Your task:
Search the records for "Source". Copy every line where it appears.

Exercise materials:

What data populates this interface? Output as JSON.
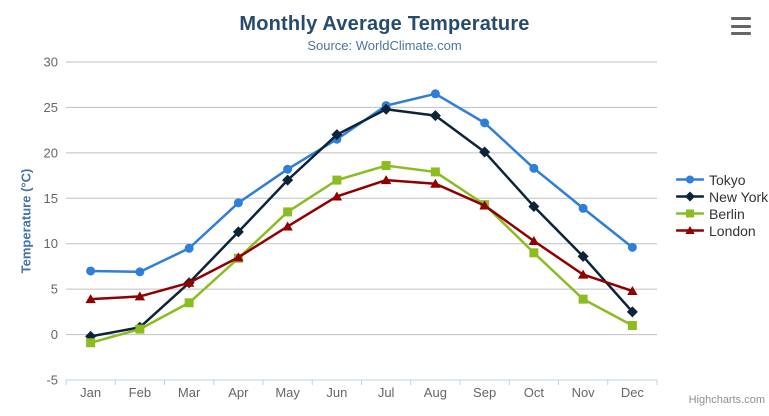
{
  "header": {
    "title": "Monthly Average Temperature",
    "subtitle": "Source: WorldClimate.com"
  },
  "credits": {
    "label": "Highcharts.com"
  },
  "export_menu": {
    "icon": "hamburger-icon"
  },
  "chart_data": {
    "type": "line",
    "title": "Monthly Average Temperature",
    "subtitle": "Source: WorldClimate.com",
    "categories": [
      "Jan",
      "Feb",
      "Mar",
      "Apr",
      "May",
      "Jun",
      "Jul",
      "Aug",
      "Sep",
      "Oct",
      "Nov",
      "Dec"
    ],
    "series": [
      {
        "name": "Tokyo",
        "color": "#2f7ed8",
        "marker": "circle",
        "values": [
          7.0,
          6.9,
          9.5,
          14.5,
          18.2,
          21.5,
          25.2,
          26.5,
          23.3,
          18.3,
          13.9,
          9.6
        ]
      },
      {
        "name": "New York",
        "color": "#0d233a",
        "marker": "diamond",
        "values": [
          -0.2,
          0.8,
          5.7,
          11.3,
          17.0,
          22.0,
          24.8,
          24.1,
          20.1,
          14.1,
          8.6,
          2.5
        ]
      },
      {
        "name": "Berlin",
        "color": "#8bbc21",
        "marker": "square",
        "values": [
          -0.9,
          0.6,
          3.5,
          8.4,
          13.5,
          17.0,
          18.6,
          17.9,
          14.3,
          9.0,
          3.9,
          1.0
        ]
      },
      {
        "name": "London",
        "color": "#910000",
        "marker": "triangle",
        "values": [
          3.9,
          4.2,
          5.7,
          8.5,
          11.9,
          15.2,
          17.0,
          16.6,
          14.2,
          10.3,
          6.6,
          4.8
        ]
      }
    ],
    "xlabel": "",
    "ylabel": "Temperature (°C)",
    "ylim": [
      -5,
      30
    ],
    "ytick_interval": 5,
    "grid": true,
    "legend_position": "right"
  },
  "colors": {
    "title": "#274b6d",
    "subtitle": "#4d759e",
    "axis_label": "#666666",
    "axis_title": "#4572A7",
    "grid_line": "#c0c0c0",
    "axis_line": "#c0d0e0",
    "legend_text": "#333333",
    "credits": "#909090",
    "menu_icon": "#666666",
    "background": "#ffffff"
  }
}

Expected answer:
    "subtitle": "Source: WorldClimate.com"
    "subtitle": "Source: WorldClimate.com",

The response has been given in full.